:: Work to be completed ::
Show all lines from the data that include the word "billion".
▼
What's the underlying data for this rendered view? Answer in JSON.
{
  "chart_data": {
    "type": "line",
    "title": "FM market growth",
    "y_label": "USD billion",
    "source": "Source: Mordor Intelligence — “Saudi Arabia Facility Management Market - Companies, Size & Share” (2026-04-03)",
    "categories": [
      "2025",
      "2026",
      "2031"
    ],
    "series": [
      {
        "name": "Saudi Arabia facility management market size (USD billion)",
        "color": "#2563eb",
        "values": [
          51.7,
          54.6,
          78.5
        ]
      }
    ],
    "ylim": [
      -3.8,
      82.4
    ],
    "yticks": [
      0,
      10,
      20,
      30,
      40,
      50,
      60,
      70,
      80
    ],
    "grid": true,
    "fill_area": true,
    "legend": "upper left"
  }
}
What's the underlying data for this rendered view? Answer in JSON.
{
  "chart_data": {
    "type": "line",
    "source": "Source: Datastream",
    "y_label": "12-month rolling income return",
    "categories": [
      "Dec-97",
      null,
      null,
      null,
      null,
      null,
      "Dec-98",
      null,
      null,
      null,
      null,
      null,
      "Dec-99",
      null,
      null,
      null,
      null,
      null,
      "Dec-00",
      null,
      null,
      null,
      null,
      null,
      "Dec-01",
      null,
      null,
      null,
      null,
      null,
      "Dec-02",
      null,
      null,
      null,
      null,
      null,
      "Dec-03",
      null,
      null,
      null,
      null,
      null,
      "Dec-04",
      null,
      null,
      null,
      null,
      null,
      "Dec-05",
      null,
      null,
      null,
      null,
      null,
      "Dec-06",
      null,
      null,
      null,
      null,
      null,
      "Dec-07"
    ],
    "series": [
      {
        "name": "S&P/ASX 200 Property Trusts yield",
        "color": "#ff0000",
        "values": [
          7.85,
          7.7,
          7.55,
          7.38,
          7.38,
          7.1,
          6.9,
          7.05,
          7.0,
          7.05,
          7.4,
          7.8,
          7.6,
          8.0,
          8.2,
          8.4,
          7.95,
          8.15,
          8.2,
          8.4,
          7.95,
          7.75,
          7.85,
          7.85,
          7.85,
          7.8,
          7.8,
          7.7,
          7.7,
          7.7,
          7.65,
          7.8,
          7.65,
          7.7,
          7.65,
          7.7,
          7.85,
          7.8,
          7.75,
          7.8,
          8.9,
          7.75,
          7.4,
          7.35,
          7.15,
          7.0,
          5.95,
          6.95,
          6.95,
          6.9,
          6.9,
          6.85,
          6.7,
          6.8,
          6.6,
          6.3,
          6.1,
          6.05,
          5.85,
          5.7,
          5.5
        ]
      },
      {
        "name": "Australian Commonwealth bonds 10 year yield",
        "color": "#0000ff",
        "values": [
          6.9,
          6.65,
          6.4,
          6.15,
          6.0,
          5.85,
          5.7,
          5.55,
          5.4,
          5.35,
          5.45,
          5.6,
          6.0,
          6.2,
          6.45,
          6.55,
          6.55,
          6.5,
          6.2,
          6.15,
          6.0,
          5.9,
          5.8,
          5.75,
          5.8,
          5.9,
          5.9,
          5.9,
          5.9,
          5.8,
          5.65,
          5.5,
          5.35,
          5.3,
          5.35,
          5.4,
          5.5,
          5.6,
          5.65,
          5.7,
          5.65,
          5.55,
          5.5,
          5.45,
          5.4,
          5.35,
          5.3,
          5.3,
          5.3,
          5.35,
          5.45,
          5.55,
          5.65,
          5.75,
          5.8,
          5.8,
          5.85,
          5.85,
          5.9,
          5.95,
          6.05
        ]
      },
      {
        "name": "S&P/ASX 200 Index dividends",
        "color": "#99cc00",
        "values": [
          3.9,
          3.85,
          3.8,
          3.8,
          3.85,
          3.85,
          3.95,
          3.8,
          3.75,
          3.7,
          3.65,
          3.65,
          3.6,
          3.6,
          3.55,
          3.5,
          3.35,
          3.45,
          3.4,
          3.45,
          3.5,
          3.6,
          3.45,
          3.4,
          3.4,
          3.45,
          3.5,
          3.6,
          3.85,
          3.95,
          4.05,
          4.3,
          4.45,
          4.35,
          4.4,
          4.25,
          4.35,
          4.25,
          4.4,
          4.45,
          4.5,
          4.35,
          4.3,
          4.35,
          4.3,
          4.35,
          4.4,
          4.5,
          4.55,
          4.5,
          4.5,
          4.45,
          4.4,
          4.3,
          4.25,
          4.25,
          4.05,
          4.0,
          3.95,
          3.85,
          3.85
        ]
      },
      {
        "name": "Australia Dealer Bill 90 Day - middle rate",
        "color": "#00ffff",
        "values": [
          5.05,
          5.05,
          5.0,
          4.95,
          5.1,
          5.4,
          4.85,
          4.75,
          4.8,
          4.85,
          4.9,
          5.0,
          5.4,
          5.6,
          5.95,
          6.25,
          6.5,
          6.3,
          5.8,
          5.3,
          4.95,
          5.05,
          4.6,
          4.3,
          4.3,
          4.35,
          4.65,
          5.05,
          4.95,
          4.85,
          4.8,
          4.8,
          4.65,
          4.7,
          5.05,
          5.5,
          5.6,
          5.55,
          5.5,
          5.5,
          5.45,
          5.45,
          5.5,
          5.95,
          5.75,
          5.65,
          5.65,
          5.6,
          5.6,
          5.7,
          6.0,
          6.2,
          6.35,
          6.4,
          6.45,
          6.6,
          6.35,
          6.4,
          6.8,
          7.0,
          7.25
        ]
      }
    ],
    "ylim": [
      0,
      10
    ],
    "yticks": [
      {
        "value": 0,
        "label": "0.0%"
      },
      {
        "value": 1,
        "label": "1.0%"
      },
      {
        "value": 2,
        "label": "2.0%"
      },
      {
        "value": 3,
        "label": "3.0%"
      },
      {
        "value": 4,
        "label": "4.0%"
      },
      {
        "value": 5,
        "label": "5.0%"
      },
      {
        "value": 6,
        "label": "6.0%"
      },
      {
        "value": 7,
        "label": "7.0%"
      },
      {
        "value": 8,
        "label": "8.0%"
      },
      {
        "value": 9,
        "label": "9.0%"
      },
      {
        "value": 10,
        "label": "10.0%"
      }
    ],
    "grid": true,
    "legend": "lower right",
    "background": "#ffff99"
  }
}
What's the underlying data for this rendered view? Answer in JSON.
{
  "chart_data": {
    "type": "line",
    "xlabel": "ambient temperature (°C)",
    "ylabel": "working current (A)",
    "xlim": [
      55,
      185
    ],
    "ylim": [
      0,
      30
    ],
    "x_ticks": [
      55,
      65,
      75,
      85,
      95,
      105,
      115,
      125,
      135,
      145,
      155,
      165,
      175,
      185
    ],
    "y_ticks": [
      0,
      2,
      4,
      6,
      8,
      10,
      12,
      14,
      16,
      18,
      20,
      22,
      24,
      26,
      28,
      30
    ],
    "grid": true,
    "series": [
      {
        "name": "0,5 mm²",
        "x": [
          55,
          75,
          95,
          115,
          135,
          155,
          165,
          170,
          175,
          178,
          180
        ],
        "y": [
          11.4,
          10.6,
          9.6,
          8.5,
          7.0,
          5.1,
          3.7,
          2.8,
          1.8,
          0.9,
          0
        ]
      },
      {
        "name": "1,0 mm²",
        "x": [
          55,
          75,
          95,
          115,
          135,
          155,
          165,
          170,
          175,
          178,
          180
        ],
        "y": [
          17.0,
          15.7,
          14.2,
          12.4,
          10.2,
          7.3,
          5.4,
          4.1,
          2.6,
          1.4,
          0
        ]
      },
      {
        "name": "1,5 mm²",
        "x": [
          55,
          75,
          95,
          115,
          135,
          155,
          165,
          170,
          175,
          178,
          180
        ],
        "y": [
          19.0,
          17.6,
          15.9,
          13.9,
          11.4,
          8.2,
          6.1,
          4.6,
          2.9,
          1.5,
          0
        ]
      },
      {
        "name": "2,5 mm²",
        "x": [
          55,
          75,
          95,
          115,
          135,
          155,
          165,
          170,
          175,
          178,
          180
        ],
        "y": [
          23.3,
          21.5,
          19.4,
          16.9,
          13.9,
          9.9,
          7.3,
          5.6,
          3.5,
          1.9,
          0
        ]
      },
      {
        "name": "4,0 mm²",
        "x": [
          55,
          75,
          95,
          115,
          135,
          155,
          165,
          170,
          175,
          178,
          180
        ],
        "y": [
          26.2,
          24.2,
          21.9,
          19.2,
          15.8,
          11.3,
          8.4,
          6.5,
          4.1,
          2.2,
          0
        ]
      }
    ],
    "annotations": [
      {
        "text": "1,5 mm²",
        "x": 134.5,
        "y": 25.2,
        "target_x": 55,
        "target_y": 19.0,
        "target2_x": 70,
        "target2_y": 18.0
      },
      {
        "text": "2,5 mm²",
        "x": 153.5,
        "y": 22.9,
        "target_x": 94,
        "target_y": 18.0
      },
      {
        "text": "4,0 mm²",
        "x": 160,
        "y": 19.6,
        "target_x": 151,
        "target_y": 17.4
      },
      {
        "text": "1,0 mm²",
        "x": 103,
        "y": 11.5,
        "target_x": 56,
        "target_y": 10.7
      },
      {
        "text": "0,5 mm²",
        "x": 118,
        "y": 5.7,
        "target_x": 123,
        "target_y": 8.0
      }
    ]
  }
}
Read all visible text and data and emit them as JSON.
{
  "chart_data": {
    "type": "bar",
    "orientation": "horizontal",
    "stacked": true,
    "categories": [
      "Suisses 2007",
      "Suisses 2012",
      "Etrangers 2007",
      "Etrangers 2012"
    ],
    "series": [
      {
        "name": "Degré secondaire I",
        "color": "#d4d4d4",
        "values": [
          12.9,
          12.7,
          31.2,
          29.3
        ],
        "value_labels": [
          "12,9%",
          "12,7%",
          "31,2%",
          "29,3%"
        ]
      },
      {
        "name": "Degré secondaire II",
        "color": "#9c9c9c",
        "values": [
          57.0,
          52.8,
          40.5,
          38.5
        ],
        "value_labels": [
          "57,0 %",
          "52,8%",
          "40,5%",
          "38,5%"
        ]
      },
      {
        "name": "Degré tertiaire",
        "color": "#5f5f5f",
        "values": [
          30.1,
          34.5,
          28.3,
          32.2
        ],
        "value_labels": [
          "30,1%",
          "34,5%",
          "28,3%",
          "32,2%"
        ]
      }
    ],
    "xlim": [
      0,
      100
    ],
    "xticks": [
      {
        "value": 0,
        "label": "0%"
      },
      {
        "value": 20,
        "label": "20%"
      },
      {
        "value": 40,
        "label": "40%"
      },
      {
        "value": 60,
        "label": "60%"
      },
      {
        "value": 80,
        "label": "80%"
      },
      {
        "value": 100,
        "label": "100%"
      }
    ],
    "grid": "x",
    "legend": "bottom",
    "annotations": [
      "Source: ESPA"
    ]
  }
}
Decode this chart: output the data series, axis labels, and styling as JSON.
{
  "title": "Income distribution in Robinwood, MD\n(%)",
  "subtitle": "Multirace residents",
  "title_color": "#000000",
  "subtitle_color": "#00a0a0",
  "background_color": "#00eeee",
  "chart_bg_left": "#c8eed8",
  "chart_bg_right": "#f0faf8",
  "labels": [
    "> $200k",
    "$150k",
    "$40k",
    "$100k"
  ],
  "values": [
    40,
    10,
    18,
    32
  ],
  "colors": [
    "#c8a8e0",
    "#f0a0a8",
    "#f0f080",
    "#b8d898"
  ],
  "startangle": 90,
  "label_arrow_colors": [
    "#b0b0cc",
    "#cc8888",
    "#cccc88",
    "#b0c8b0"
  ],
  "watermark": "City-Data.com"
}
▲
:: Expected answer ::
    "y_label": "USD billion",
        "name": "Saudi Arabia facility management market size (USD billion)",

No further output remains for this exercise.